* [TASK REQUIREMENTS]: Return the listing below verbatim. Pictures do not belong in the copy.
########################################
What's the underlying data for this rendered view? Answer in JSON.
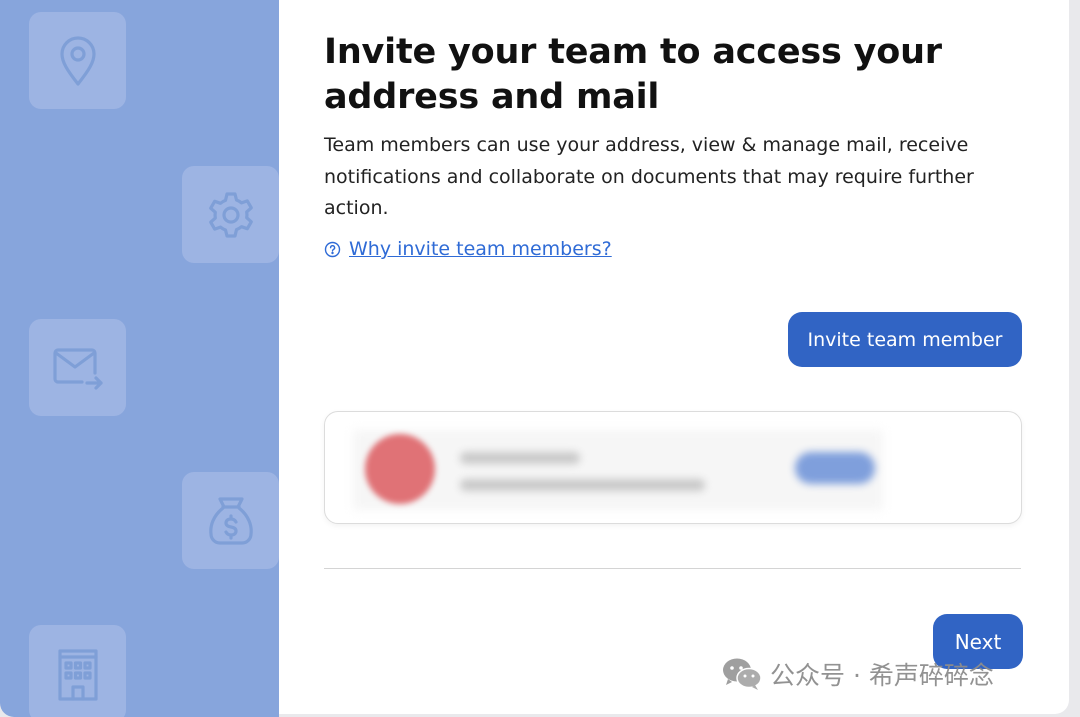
{
  "sidebar": {
    "icons": [
      "location-pin-icon",
      "gear-icon",
      "mail-forward-icon",
      "money-bag-icon",
      "building-icon"
    ]
  },
  "main": {
    "title": "Invite your team to access your address and mail",
    "description": "Team members can use your address, view & manage mail, receive notifications and collaborate on documents that may require further action.",
    "help_link": "Why invite team members?",
    "invite_button": "Invite team member",
    "next_button": "Next"
  },
  "watermark": {
    "text": "公众号 · 希声碎碎念"
  },
  "colors": {
    "sidebar_bg": "#87a5dc",
    "tile_bg": "#9db4e3",
    "accent": "#3164c4",
    "link": "#2f6bd6"
  }
}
########################################
* [CORRECT OUTPUT]:
What's the underlying data for this rendered view? Answer in JSON.
{
  "sidebar": {
    "icons": [
      "location-pin-icon",
      "gear-icon",
      "mail-forward-icon",
      "money-bag-icon",
      "building-icon"
    ]
  },
  "main": {
    "title": "Invite your team to access your address and mail",
    "description": "Team members can use your address, view & manage mail, receive notifications and collaborate on documents that may require further action.",
    "help_link": "Why invite team members?",
    "invite_button": "Invite team member",
    "next_button": "Next"
  },
  "watermark": {
    "text": "公众号 · 希声碎碎念"
  },
  "colors": {
    "sidebar_bg": "#87a5dc",
    "tile_bg": "#9db4e3",
    "accent": "#3164c4",
    "link": "#2f6bd6"
  }
}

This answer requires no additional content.